• EXERCISE AIM: Read the lines that follow and tally those with the word "verba"; give the number and nothing else.

_____

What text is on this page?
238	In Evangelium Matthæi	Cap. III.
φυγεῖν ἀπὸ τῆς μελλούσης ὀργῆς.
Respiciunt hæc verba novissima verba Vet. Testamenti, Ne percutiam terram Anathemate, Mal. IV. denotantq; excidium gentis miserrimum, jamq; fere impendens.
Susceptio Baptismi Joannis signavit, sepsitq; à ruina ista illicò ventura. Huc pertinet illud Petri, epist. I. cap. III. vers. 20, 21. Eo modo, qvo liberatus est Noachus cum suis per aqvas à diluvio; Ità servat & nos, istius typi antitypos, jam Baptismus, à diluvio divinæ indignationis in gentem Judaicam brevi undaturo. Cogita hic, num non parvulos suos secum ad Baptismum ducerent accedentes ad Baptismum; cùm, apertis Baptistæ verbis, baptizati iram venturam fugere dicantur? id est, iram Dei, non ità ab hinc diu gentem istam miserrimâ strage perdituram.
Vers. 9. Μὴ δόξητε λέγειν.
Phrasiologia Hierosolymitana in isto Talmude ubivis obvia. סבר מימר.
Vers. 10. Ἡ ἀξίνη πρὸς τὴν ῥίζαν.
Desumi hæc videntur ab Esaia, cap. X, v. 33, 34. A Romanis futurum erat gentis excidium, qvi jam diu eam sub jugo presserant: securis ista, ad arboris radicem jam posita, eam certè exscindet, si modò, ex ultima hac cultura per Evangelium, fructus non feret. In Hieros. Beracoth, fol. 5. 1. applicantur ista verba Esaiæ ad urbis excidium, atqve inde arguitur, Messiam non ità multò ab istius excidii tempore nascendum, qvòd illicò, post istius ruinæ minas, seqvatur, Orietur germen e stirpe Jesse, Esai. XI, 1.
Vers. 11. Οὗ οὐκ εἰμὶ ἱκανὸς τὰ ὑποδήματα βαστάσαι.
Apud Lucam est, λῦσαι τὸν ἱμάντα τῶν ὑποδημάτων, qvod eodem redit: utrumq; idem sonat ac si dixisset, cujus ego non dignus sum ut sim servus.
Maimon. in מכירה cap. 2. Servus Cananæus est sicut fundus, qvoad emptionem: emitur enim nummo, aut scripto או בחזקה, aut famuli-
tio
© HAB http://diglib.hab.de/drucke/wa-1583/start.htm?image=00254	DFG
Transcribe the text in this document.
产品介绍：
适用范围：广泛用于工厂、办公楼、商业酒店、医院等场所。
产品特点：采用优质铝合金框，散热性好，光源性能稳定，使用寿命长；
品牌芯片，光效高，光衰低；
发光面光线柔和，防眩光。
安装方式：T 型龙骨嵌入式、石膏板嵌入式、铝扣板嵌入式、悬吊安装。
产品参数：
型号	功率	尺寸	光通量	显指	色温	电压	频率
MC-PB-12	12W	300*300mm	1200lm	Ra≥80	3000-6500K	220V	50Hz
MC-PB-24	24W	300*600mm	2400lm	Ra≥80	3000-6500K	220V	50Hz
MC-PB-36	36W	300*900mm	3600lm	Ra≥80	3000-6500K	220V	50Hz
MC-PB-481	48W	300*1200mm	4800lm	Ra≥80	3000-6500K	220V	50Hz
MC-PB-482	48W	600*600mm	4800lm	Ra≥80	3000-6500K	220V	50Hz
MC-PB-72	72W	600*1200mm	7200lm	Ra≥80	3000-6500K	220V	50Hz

_____

• EXERCISE RESPONSE: 2